**Exercise instructions:** Go through the listing and copy every line word for word.
*-*-*
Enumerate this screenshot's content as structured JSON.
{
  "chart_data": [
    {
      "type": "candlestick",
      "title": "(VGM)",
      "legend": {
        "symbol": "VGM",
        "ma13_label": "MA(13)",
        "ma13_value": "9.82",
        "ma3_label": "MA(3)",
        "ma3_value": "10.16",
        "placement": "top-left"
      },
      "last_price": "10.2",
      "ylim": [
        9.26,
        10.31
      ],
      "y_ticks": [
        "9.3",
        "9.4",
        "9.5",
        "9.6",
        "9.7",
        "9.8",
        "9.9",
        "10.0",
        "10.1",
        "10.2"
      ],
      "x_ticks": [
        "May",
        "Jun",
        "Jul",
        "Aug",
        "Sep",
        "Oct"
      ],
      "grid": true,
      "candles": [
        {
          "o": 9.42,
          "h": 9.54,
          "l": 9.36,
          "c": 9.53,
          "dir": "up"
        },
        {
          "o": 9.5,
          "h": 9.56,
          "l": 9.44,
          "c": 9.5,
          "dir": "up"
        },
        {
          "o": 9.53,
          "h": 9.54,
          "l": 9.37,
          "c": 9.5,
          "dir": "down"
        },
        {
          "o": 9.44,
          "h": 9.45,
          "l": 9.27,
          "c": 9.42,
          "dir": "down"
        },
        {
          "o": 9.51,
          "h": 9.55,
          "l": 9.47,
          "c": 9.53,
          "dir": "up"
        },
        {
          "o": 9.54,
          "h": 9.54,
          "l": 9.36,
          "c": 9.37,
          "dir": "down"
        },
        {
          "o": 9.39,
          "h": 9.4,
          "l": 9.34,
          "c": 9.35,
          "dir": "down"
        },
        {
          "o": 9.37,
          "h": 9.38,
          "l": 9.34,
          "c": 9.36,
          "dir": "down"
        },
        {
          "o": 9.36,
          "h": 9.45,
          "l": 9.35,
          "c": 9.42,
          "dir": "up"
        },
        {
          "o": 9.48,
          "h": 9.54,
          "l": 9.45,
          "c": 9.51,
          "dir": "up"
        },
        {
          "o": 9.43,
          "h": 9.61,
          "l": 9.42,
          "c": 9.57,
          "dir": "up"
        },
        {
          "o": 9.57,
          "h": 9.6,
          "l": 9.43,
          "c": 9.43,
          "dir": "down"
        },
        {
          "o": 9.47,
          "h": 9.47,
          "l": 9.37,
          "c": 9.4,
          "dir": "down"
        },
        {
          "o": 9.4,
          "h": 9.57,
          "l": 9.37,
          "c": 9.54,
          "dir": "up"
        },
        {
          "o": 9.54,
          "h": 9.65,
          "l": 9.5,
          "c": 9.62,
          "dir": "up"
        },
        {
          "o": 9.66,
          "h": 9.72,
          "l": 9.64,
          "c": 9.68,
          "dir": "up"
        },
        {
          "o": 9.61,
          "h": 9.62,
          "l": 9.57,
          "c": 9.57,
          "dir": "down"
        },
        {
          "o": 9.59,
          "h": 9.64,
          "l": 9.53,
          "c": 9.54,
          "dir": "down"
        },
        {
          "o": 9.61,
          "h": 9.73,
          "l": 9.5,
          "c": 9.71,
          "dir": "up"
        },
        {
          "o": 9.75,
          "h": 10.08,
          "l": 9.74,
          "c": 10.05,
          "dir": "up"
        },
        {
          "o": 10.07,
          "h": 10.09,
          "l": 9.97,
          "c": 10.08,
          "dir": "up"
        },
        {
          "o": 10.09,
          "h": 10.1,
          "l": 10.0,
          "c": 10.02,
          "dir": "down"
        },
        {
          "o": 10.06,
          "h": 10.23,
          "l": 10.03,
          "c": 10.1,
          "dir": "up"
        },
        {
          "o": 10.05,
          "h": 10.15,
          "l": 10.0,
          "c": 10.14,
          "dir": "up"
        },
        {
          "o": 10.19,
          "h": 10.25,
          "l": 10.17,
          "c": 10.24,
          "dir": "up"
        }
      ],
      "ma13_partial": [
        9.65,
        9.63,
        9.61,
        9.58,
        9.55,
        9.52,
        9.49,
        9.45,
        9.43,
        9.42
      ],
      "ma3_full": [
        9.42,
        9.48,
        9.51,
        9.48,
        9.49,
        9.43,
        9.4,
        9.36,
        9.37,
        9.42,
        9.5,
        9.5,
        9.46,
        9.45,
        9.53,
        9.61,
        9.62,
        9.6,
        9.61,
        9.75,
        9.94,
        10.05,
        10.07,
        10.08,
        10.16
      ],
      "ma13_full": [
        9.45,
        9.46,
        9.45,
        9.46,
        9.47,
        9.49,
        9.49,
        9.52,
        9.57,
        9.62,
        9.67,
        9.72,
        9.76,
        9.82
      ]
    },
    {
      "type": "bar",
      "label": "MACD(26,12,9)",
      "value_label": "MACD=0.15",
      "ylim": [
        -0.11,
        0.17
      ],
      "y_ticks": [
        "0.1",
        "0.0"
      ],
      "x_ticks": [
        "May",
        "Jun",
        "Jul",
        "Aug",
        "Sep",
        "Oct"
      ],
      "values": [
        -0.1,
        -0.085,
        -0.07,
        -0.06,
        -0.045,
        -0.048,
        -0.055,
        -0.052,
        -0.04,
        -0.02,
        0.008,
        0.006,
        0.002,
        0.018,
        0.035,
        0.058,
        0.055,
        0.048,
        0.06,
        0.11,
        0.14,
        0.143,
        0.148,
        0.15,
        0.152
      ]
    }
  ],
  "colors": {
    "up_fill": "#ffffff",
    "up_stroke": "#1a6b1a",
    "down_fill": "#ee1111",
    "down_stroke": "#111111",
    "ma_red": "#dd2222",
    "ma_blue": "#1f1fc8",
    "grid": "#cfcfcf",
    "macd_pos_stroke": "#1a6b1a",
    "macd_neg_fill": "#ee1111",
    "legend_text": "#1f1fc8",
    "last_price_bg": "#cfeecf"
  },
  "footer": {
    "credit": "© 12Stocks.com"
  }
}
*-*-*
**Answer to this task:**
Enumerate this screenshot's content as structured JSON.
{
  "chart_data": [
    {
      "type": "candlestick",
      "title": "(VGM)",
      "legend": {
        "symbol": "VGM",
        "ma13_label": "MA(13)",
        "ma13_value": "9.82",
        "ma3_label": "MA(3)",
        "ma3_value": "10.16",
        "placement": "top-left"
      },
      "last_price": "10.2",
      "ylim": [
        9.26,
        10.31
      ],
      "y_ticks": [
        "9.3",
        "9.4",
        "9.5",
        "9.6",
        "9.7",
        "9.8",
        "9.9",
        "10.0",
        "10.1",
        "10.2"
      ],
      "x_ticks": [
        "May",
        "Jun",
        "Jul",
        "Aug",
        "Sep",
        "Oct"
      ],
      "grid": true,
      "candles": [
        {
          "o": 9.42,
          "h": 9.54,
          "l": 9.36,
          "c": 9.53,
          "dir": "up"
        },
        {
          "o": 9.5,
          "h": 9.56,
          "l": 9.44,
          "c": 9.5,
          "dir": "up"
        },
        {
          "o": 9.53,
          "h": 9.54,
          "l": 9.37,
          "c": 9.5,
          "dir": "down"
        },
        {
          "o": 9.44,
          "h": 9.45,
          "l": 9.27,
          "c": 9.42,
          "dir": "down"
        },
        {
          "o": 9.51,
          "h": 9.55,
          "l": 9.47,
          "c": 9.53,
          "dir": "up"
        },
        {
          "o": 9.54,
          "h": 9.54,
          "l": 9.36,
          "c": 9.37,
          "dir": "down"
        },
        {
          "o": 9.39,
          "h": 9.4,
          "l": 9.34,
          "c": 9.35,
          "dir": "down"
        },
        {
          "o": 9.37,
          "h": 9.38,
          "l": 9.34,
          "c": 9.36,
          "dir": "down"
        },
        {
          "o": 9.36,
          "h": 9.45,
          "l": 9.35,
          "c": 9.42,
          "dir": "up"
        },
        {
          "o": 9.48,
          "h": 9.54,
          "l": 9.45,
          "c": 9.51,
          "dir": "up"
        },
        {
          "o": 9.43,
          "h": 9.61,
          "l": 9.42,
          "c": 9.57,
          "dir": "up"
        },
        {
          "o": 9.57,
          "h": 9.6,
          "l": 9.43,
          "c": 9.43,
          "dir": "down"
        },
        {
          "o": 9.47,
          "h": 9.47,
          "l": 9.37,
          "c": 9.4,
          "dir": "down"
        },
        {
          "o": 9.4,
          "h": 9.57,
          "l": 9.37,
          "c": 9.54,
          "dir": "up"
        },
        {
          "o": 9.54,
          "h": 9.65,
          "l": 9.5,
          "c": 9.62,
          "dir": "up"
        },
        {
          "o": 9.66,
          "h": 9.72,
          "l": 9.64,
          "c": 9.68,
          "dir": "up"
        },
        {
          "o": 9.61,
          "h": 9.62,
          "l": 9.57,
          "c": 9.57,
          "dir": "down"
        },
        {
          "o": 9.59,
          "h": 9.64,
          "l": 9.53,
          "c": 9.54,
          "dir": "down"
        },
        {
          "o": 9.61,
          "h": 9.73,
          "l": 9.5,
          "c": 9.71,
          "dir": "up"
        },
        {
          "o": 9.75,
          "h": 10.08,
          "l": 9.74,
          "c": 10.05,
          "dir": "up"
        },
        {
          "o": 10.07,
          "h": 10.09,
          "l": 9.97,
          "c": 10.08,
          "dir": "up"
        },
        {
          "o": 10.09,
          "h": 10.1,
          "l": 10.0,
          "c": 10.02,
          "dir": "down"
        },
        {
          "o": 10.06,
          "h": 10.23,
          "l": 10.03,
          "c": 10.1,
          "dir": "up"
        },
        {
          "o": 10.05,
          "h": 10.15,
          "l": 10.0,
          "c": 10.14,
          "dir": "up"
        },
        {
          "o": 10.19,
          "h": 10.25,
          "l": 10.17,
          "c": 10.24,
          "dir": "up"
        }
      ],
      "ma13_partial": [
        9.65,
        9.63,
        9.61,
        9.58,
        9.55,
        9.52,
        9.49,
        9.45,
        9.43,
        9.42
      ],
      "ma3_full": [
        9.42,
        9.48,
        9.51,
        9.48,
        9.49,
        9.43,
        9.4,
        9.36,
        9.37,
        9.42,
        9.5,
        9.5,
        9.46,
        9.45,
        9.53,
        9.61,
        9.62,
        9.6,
        9.61,
        9.75,
        9.94,
        10.05,
        10.07,
        10.08,
        10.16
      ],
      "ma13_full": [
        9.45,
        9.46,
        9.45,
        9.46,
        9.47,
        9.49,
        9.49,
        9.52,
        9.57,
        9.62,
        9.67,
        9.72,
        9.76,
        9.82
      ]
    },
    {
      "type": "bar",
      "label": "MACD(26,12,9)",
      "value_label": "MACD=0.15",
      "ylim": [
        -0.11,
        0.17
      ],
      "y_ticks": [
        "0.1",
        "0.0"
      ],
      "x_ticks": [
        "May",
        "Jun",
        "Jul",
        "Aug",
        "Sep",
        "Oct"
      ],
      "values": [
        -0.1,
        -0.085,
        -0.07,
        -0.06,
        -0.045,
        -0.048,
        -0.055,
        -0.052,
        -0.04,
        -0.02,
        0.008,
        0.006,
        0.002,
        0.018,
        0.035,
        0.058,
        0.055,
        0.048,
        0.06,
        0.11,
        0.14,
        0.143,
        0.148,
        0.15,
        0.152
      ]
    }
  ],
  "colors": {
    "up_fill": "#ffffff",
    "up_stroke": "#1a6b1a",
    "down_fill": "#ee1111",
    "down_stroke": "#111111",
    "ma_red": "#dd2222",
    "ma_blue": "#1f1fc8",
    "grid": "#cfcfcf",
    "macd_pos_stroke": "#1a6b1a",
    "macd_neg_fill": "#ee1111",
    "legend_text": "#1f1fc8",
    "last_price_bg": "#cfeecf"
  },
  "footer": {
    "credit": "© 12Stocks.com"
  }
}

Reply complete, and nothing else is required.